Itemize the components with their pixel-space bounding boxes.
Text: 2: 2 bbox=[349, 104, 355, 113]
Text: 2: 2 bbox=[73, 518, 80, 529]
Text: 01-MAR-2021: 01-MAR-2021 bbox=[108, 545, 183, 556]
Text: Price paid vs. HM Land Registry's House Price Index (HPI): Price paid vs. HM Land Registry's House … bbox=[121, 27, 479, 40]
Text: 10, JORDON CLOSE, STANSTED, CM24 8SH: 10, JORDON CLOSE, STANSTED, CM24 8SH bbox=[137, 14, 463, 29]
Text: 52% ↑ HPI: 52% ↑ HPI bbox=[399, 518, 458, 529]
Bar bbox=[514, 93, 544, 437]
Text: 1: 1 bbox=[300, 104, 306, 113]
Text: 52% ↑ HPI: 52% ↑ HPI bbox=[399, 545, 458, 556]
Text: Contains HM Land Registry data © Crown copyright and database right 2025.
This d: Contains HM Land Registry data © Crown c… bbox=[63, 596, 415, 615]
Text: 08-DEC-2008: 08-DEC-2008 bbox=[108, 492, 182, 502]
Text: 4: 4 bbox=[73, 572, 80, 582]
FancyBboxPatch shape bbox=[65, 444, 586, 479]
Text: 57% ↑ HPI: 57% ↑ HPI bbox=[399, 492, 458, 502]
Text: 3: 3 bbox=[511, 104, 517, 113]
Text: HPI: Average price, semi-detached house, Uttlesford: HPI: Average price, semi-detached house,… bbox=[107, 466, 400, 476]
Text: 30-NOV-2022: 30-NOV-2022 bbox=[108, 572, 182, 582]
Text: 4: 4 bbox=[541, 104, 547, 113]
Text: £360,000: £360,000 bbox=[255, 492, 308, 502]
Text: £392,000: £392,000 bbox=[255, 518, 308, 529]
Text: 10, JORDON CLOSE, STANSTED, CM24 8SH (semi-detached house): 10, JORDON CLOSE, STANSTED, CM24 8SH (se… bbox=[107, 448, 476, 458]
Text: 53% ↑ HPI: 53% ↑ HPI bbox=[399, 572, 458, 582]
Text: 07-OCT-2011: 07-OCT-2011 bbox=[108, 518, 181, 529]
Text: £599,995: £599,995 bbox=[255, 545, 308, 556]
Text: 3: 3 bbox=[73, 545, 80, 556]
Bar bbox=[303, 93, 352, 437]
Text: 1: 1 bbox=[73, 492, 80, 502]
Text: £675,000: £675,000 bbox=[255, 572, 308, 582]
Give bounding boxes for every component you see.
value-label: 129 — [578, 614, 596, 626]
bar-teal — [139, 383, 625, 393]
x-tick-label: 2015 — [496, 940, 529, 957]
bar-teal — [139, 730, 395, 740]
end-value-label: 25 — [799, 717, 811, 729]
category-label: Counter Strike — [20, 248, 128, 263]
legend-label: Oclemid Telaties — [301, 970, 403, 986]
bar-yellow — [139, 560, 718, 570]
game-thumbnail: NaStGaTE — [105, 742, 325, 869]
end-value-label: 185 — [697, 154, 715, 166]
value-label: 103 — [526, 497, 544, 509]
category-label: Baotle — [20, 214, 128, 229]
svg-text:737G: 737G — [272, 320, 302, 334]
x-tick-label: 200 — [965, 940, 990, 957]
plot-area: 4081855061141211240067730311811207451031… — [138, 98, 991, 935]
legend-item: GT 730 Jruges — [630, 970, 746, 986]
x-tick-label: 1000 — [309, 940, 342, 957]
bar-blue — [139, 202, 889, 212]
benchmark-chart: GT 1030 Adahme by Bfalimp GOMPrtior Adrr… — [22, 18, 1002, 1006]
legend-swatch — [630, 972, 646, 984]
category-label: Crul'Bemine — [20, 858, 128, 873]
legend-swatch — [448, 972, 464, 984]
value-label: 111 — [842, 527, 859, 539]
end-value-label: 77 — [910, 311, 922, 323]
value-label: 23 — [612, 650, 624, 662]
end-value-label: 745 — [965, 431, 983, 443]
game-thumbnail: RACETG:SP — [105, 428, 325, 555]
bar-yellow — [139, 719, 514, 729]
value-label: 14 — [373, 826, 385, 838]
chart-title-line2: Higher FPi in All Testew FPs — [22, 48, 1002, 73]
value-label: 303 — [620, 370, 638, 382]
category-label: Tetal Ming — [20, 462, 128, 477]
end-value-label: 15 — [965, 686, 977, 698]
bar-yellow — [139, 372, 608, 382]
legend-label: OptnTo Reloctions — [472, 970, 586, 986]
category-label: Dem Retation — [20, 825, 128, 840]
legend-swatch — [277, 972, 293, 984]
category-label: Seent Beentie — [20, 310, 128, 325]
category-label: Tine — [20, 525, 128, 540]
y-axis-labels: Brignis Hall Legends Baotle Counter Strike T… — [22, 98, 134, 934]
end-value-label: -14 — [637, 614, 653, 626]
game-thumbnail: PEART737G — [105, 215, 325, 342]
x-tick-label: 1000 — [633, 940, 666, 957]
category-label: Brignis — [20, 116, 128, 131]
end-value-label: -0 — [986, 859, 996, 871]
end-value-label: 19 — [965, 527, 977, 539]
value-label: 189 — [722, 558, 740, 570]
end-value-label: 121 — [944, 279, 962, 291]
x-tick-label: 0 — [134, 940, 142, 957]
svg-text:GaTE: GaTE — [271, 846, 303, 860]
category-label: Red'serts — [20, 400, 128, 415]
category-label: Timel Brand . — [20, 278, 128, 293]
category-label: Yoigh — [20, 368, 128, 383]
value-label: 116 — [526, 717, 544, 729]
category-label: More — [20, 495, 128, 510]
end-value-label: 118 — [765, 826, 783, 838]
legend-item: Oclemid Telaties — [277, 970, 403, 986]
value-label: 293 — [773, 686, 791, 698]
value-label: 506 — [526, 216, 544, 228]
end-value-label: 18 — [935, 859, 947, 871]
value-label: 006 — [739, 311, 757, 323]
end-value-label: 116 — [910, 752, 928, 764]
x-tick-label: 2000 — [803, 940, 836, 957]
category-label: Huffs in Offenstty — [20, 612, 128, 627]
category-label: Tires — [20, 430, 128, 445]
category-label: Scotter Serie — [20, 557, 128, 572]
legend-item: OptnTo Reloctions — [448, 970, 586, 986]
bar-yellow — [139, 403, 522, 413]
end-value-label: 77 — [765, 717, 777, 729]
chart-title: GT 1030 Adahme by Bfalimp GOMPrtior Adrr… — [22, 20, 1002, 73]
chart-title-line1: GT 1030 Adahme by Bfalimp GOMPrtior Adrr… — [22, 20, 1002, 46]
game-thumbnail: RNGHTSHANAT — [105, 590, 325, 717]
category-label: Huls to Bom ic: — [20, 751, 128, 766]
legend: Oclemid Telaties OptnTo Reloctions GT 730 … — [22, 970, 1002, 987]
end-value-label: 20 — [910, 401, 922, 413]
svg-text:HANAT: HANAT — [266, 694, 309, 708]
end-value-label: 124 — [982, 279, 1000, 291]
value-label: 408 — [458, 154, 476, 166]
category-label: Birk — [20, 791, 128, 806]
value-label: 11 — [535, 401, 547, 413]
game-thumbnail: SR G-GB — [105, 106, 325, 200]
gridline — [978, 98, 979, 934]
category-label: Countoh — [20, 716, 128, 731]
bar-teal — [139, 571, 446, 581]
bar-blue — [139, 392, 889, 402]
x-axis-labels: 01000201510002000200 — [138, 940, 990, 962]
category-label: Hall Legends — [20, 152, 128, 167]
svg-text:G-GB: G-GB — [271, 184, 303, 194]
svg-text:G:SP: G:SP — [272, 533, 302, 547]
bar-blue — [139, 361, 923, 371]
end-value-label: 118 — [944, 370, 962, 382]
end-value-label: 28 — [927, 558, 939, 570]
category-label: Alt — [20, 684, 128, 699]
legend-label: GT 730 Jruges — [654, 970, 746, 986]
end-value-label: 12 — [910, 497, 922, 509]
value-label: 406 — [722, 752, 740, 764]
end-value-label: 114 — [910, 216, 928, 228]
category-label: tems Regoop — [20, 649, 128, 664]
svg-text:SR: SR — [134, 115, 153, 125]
_ _ _
In the material, from its first line through the line with "Text: Price paid", swap "components" for "parts" and write those lines out again with nothing else changed.

* **Expected answer**
Itemize the parts with their pixel-space bounding boxes.
Text: 2: 2 bbox=[349, 104, 355, 113]
Text: 2: 2 bbox=[73, 518, 80, 529]
Text: 01-MAR-2021: 01-MAR-2021 bbox=[108, 545, 183, 556]
Text: Price paid vs. HM Land Registry's House Price Index (HPI): Price paid vs. HM Land Registry's House … bbox=[121, 27, 479, 40]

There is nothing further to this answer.